Grilled Chicken Breast with Quinoa and Roasted Broccoli

This is an example of a meal that Solin would create to include in your personalized meal plan.

Grilled Chicken Breast with Quinoa and Roasted Broccoli

YOUR SOLIN GENERATED RECIPE

Grilled Chicken Breast with Quinoa and Roasted Broccoli

Tender grilled chicken breast served over fluffy quinoa and oven-roasted broccoli, finished with a squeeze of lemon and aromatic toasted garlic.

NUTRITION

419kcal
Protein
42.6g
Fat
11.4g
Carbs
37.7g

SERVINGS

1 serving

INGREDIENTS

5 ounces Boneless Skinless Chicken Breast

2/3 cup Cooked Quinoa

1.5 cups Broccoli Florets

1.5 teaspoons Extra Virgin Olive Oil

1 tablespoon Fresh Lemon Juice

1/2 teaspoon Garlic Powder

Salt and black pepper to taste

PREPARATION

  • 1

    Preheat your oven to 400°F and line a baking sheet with parchment paper.

  • 2

    In a mixing bowl, toss the broccoli florets with 1 teaspoon of olive oil, garlic powder, salt, and pepper.

  • 3

    Spread the broccoli in a single layer on the baking sheet and roast for 15-20 minutes until the edges are crisp and slightly charred.

  • 4

    While the broccoli roasts, season the chicken breast with salt and pepper and brush with the remaining 1/2 teaspoon of olive oil.

  • 5

    Heat a grill or grill pan over medium-high heat and cook the chicken for 6-7 minutes per side until the internal temperature reaches 165°F.

  • 6

    Remove the chicken from the heat and let it rest for 5 minutes before slicing into strips.

  • 7

    In a small bowl, fluff the warm cooked quinoa with a fork and stir in the fresh lemon juice.

  • 8

    Plate the lemon quinoa alongside the roasted broccoli and top with the sliced grilled chicken.

▶ [Dataset entries]

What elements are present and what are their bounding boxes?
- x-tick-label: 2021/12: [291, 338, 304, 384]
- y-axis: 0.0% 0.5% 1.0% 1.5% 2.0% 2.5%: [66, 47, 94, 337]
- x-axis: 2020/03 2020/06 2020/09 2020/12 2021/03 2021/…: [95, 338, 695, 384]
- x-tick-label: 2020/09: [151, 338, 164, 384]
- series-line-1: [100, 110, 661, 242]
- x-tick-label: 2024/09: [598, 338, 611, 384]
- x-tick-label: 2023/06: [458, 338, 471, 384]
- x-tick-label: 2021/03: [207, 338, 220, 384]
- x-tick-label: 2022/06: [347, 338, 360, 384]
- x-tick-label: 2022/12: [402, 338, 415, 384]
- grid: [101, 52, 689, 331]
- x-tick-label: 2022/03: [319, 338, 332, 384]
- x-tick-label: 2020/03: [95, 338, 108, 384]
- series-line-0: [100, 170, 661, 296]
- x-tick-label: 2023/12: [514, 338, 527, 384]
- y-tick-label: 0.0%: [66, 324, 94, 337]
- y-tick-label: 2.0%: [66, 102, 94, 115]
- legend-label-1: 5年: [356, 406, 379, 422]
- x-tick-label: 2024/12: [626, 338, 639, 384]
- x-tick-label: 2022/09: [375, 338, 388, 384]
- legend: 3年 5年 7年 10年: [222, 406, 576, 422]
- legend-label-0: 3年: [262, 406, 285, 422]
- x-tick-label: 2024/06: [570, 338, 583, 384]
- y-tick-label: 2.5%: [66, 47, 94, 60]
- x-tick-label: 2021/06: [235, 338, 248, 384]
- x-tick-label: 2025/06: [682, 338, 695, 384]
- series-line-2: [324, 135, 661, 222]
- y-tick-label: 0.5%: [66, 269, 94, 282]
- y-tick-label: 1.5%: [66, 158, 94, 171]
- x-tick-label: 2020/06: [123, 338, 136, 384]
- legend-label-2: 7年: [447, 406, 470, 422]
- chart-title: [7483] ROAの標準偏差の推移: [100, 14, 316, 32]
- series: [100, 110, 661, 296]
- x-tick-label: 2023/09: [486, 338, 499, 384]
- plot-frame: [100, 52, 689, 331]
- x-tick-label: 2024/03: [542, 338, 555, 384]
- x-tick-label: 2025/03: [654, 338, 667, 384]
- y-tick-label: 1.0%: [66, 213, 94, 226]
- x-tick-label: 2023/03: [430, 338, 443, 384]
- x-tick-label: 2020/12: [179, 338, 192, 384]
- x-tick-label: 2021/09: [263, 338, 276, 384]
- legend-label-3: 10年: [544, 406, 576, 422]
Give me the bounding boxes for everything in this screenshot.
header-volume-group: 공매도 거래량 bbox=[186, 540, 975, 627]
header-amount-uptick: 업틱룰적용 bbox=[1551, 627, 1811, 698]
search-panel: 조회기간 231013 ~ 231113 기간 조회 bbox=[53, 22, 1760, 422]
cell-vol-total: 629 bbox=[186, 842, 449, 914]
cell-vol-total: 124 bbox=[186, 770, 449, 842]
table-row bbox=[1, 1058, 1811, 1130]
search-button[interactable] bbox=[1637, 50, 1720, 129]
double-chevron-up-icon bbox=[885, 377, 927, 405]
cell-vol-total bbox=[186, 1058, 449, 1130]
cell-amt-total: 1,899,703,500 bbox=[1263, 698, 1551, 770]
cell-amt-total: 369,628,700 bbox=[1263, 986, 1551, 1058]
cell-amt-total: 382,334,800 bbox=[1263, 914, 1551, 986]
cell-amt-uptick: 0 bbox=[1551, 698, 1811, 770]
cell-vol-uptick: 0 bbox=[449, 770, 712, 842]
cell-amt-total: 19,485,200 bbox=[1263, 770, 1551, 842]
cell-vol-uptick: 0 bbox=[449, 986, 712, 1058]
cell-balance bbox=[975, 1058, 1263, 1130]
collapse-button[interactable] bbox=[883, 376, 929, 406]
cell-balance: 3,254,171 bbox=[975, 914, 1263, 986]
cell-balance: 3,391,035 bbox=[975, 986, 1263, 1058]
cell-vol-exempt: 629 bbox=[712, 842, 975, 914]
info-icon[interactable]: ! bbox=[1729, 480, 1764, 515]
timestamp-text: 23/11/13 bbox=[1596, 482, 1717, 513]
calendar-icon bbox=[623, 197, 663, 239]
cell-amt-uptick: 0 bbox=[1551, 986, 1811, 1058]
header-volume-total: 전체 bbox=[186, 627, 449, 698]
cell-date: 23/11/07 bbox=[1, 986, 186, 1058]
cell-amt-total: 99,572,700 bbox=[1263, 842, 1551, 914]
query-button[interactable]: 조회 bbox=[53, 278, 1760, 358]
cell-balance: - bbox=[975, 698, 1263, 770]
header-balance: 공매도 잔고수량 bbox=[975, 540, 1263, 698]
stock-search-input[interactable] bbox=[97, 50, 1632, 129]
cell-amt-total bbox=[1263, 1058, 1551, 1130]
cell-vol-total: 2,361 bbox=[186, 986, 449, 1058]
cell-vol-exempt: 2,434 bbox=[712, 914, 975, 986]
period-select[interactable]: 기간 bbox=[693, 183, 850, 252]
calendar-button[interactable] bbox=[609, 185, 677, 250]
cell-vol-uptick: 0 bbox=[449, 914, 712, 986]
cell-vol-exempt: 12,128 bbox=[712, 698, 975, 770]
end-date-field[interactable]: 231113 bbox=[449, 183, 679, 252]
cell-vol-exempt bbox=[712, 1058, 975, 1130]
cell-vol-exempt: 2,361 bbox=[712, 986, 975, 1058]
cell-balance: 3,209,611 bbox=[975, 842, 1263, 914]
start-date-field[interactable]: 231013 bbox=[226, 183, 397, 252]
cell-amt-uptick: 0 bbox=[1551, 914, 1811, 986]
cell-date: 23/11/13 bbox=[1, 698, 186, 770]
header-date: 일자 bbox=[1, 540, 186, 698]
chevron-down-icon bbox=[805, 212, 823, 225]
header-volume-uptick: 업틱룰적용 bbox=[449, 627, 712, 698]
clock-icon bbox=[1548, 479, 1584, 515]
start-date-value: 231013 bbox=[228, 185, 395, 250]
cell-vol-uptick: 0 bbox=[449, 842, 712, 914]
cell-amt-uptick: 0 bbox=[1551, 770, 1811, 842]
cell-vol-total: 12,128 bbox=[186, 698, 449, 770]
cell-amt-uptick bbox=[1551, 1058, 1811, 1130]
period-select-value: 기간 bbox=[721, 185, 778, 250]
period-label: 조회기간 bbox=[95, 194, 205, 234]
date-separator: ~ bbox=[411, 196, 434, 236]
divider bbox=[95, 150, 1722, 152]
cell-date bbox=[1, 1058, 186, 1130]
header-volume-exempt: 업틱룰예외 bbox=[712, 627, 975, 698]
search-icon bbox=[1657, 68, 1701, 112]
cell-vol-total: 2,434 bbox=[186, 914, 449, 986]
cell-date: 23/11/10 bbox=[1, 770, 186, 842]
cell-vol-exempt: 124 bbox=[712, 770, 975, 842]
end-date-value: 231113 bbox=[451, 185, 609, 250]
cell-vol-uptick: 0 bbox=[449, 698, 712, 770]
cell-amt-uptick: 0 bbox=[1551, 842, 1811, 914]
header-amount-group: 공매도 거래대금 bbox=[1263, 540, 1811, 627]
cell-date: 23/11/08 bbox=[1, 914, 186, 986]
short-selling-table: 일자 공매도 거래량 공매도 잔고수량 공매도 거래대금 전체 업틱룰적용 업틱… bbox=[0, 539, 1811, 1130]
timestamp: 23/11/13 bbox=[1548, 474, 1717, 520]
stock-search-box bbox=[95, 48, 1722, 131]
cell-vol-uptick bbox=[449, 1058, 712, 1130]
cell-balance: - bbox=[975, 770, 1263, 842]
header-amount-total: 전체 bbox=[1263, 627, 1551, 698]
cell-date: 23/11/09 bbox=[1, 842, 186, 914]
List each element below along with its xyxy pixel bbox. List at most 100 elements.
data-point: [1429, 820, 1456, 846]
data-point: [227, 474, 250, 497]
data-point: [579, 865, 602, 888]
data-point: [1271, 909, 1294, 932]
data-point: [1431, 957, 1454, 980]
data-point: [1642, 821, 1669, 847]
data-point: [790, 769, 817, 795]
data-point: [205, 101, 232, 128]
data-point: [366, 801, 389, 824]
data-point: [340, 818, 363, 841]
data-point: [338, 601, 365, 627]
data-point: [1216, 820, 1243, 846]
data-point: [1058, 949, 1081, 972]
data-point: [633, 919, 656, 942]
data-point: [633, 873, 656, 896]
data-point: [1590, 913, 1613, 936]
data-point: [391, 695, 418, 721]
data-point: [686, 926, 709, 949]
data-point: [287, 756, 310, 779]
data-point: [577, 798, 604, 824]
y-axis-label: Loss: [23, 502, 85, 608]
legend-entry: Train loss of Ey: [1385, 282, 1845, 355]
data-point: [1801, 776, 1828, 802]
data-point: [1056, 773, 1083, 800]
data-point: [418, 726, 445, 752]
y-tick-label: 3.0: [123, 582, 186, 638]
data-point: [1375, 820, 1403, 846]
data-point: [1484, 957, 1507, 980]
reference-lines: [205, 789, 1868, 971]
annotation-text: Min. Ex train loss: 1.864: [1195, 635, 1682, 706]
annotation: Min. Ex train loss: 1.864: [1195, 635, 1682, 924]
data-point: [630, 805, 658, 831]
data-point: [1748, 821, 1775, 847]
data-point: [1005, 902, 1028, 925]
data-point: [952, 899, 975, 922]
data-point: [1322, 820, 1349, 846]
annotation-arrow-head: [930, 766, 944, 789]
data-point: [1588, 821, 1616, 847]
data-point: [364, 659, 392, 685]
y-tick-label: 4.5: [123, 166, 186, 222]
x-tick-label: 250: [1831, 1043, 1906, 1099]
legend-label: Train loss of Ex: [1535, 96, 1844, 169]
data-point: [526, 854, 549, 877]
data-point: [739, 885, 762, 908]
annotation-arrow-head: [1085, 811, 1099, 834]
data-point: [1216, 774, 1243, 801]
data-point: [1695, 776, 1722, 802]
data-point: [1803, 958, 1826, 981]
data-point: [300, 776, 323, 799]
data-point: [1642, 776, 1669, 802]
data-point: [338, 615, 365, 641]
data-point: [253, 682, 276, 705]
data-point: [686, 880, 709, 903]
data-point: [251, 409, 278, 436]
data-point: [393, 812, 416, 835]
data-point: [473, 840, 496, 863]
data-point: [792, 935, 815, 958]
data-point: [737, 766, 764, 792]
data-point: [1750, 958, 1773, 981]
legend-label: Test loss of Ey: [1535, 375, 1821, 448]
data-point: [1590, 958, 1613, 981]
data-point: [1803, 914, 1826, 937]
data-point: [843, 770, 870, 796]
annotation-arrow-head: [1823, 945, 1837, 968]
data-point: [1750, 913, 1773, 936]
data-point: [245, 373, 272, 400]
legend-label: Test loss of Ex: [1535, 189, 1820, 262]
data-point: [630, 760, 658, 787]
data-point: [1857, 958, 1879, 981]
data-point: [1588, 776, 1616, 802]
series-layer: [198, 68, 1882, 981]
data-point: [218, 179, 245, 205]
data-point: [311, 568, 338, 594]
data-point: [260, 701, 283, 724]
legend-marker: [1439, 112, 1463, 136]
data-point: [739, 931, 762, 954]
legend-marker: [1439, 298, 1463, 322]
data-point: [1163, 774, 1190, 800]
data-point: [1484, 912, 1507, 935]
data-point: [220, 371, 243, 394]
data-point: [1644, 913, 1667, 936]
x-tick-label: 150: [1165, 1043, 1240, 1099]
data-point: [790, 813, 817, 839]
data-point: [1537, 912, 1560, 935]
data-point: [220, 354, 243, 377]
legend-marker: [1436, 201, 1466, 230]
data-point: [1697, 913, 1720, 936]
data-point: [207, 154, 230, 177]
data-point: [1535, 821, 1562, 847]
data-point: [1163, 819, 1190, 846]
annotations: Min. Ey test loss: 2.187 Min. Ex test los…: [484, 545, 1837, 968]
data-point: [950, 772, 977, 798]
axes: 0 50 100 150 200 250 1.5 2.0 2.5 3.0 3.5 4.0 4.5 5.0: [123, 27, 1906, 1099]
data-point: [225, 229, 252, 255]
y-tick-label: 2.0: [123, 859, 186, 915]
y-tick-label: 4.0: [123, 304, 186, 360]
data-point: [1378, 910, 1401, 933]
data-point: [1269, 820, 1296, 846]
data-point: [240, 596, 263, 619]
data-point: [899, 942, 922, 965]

▶ [What you will do]
**1)** Please repeat the part of the chicken and quinoa recipe starting with "While the broccoli" and going on through "fresh lemon juice.".
**2)** In the chicken and quinoa recipe, how long should the chicken rest before it is sliced into strips?

▶ [Answers per task]
**1)**
While the broccoli roasts, season the chicken breast with salt and pepper and brush with the remaining 1/2 teaspoon of olive oil.

  • 5

    Heat a grill or grill pan over medium-high heat and cook the chicken for 6-7 minutes per side until the internal temperature reaches 165°F.

  • 6

    Remove the chicken from the heat and let it rest for 5 minutes before slicing into strips.

  • 7

    In a small bowl, fluff the warm cooked quinoa with a fork and stir in the fresh lemon juice.

**2)** 5 minutes.